Problem description: Go through the records and show each line where the word "SEMARH" occurs.
++++
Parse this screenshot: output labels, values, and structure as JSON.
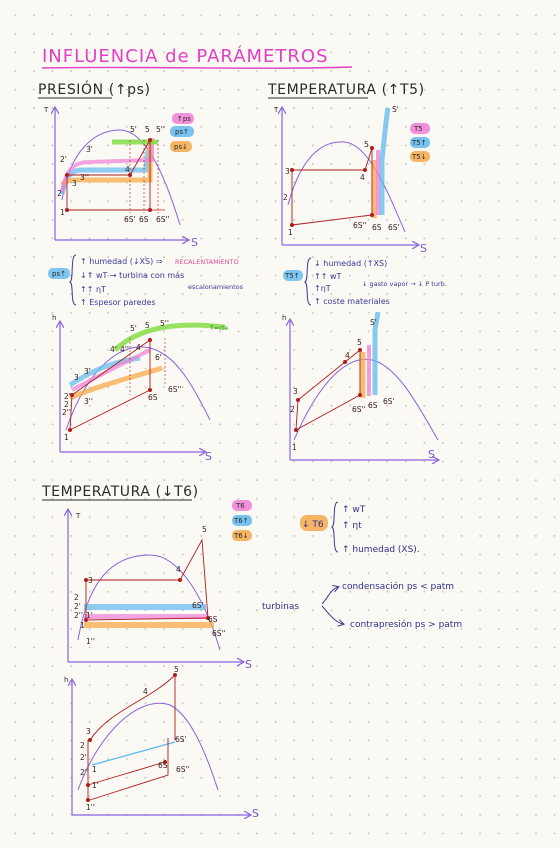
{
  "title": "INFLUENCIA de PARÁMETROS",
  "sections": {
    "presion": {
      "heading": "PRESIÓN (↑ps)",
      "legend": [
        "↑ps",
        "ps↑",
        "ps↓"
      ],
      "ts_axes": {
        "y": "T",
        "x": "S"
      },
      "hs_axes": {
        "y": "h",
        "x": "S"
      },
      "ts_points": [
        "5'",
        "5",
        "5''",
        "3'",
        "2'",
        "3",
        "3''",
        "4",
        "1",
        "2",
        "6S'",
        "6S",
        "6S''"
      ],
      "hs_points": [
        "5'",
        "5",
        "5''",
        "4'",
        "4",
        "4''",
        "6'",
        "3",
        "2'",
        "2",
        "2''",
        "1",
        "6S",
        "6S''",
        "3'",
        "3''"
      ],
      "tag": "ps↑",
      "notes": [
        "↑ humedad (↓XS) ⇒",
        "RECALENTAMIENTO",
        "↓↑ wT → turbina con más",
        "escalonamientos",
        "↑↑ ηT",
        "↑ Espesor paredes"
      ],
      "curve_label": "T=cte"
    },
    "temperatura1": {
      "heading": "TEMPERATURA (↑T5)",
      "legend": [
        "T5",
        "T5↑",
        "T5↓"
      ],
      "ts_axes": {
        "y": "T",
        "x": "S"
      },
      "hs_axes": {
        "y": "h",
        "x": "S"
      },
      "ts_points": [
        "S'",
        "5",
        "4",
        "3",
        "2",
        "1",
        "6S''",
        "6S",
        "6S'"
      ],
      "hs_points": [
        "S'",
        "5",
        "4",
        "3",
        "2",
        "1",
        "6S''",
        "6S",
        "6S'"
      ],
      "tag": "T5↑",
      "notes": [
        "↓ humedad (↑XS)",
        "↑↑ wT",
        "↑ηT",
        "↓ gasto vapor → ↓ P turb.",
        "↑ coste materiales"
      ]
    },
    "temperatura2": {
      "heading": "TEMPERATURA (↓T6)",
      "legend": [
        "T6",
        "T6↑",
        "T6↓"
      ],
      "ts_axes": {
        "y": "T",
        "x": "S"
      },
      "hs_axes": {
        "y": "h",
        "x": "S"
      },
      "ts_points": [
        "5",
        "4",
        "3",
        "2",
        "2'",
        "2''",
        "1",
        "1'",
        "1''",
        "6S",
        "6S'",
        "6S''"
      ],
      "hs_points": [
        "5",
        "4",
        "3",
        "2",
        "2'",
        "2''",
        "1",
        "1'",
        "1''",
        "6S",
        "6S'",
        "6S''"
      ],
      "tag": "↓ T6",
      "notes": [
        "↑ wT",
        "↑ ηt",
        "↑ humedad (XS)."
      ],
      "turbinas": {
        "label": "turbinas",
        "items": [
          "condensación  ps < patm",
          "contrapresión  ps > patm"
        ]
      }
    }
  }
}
++++
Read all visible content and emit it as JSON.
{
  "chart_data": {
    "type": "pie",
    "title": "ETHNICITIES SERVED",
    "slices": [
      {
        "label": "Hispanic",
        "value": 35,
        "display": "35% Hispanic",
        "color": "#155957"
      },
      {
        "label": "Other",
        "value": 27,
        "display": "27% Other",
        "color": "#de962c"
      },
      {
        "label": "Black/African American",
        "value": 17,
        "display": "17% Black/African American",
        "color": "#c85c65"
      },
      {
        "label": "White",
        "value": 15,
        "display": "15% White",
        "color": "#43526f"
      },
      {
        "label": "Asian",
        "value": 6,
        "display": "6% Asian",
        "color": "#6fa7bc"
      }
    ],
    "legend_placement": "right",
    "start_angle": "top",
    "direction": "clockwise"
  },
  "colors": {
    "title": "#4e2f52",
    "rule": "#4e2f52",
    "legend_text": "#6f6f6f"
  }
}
++++
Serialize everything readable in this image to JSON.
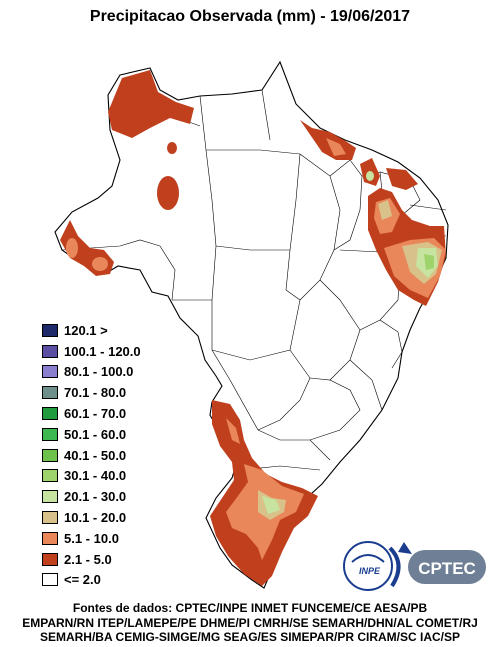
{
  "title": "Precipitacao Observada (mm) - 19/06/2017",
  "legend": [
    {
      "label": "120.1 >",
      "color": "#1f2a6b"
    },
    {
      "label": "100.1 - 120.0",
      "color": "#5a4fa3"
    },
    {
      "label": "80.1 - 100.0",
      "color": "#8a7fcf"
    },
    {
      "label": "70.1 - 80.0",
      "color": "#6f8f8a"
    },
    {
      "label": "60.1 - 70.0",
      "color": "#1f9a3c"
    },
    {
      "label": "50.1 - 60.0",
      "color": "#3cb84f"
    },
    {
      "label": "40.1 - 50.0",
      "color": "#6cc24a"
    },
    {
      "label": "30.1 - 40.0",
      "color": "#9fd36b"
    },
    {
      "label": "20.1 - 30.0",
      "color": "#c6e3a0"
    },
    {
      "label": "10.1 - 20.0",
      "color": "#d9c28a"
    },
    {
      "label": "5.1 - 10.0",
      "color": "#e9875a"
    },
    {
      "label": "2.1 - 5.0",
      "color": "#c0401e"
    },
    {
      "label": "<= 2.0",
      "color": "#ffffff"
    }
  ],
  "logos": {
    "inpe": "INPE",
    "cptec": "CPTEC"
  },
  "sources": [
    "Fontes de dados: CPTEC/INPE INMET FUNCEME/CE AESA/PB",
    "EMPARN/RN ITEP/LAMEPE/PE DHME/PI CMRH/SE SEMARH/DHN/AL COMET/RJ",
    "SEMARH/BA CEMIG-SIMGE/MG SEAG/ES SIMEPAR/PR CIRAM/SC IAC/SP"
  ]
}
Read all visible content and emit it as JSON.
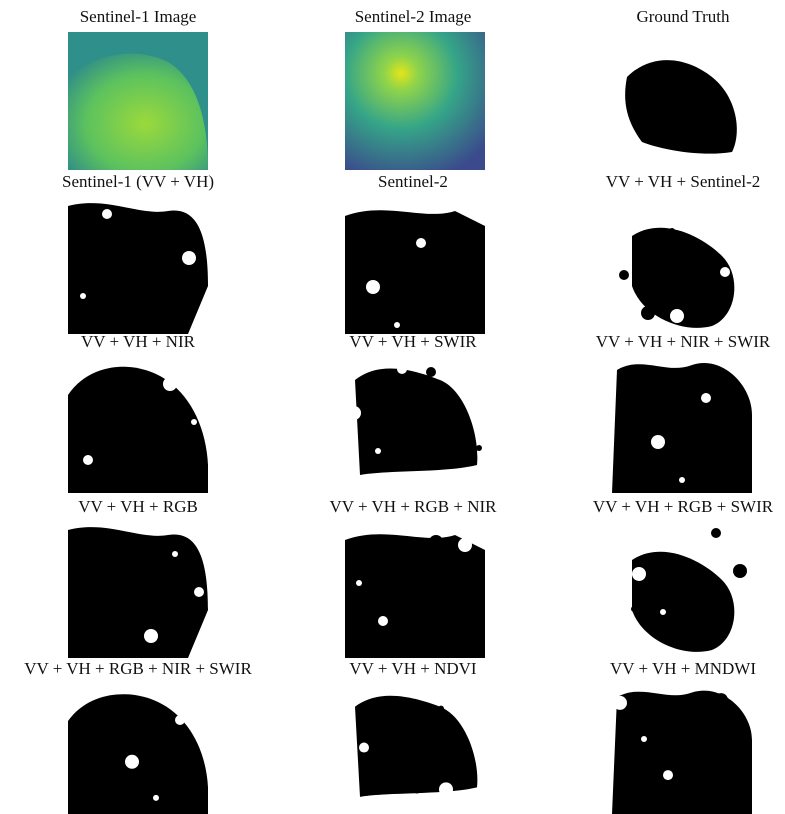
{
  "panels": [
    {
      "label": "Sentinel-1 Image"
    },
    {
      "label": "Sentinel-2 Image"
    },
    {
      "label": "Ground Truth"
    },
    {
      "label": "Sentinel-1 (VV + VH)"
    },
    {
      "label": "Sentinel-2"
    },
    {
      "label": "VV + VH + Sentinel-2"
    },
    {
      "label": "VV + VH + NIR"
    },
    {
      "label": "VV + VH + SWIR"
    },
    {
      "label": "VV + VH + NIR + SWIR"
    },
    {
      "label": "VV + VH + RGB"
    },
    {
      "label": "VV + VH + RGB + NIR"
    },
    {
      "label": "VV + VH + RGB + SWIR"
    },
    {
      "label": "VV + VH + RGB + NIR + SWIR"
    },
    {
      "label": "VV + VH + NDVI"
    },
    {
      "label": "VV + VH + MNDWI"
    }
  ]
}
++++
Right answer:
    "EMPARN/RN ITEP/LAMEPE/PE DHME/PI CMRH/SE SEMARH/DHN/AL COMET/RJ",
    "SEMARH/BA CEMIG-SIMGE/MG SEAG/ES SIMEPAR/PR CIRAM/SC IAC/SP"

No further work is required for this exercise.